## DATASET CONTENT

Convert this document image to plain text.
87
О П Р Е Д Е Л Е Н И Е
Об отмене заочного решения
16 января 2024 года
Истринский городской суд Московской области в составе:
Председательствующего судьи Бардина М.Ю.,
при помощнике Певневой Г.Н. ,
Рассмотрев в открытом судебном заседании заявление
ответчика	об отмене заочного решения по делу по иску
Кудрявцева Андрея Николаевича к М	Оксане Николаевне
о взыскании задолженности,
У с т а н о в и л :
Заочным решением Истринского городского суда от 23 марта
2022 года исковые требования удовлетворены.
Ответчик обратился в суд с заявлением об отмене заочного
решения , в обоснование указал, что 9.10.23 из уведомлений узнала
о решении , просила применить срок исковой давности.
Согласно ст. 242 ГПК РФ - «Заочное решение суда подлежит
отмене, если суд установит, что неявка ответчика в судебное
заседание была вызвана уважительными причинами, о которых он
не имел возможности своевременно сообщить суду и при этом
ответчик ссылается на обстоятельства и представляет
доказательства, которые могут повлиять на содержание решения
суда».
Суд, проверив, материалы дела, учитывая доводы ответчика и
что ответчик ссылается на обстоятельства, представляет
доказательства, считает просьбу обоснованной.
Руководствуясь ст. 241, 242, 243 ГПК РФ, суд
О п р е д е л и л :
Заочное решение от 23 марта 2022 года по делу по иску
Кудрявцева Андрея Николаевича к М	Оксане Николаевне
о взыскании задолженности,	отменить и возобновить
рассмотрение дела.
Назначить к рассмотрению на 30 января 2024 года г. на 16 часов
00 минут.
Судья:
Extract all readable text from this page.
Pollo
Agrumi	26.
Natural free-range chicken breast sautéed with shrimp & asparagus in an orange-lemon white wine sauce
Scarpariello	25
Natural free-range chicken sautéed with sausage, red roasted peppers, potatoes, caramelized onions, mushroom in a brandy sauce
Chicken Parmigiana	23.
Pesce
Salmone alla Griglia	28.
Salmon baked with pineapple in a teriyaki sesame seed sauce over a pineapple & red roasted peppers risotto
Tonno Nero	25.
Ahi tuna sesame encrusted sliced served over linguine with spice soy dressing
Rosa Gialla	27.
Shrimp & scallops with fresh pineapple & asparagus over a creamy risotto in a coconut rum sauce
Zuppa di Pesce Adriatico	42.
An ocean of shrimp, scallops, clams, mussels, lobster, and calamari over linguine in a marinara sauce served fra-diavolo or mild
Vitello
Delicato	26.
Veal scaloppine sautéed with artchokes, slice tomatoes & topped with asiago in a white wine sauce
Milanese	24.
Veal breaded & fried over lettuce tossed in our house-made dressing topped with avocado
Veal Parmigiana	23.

## BRIEF
From the entries above, extract each line containing "free".

## FULL OUTPUT
Natural free-range chicken breast sautéed with shrimp & asparagus in an orange-lemon white wine sauce
Natural free-range chicken sautéed with sausage, red roasted peppers, potatoes, caramelized onions, mushroom in a brandy sauce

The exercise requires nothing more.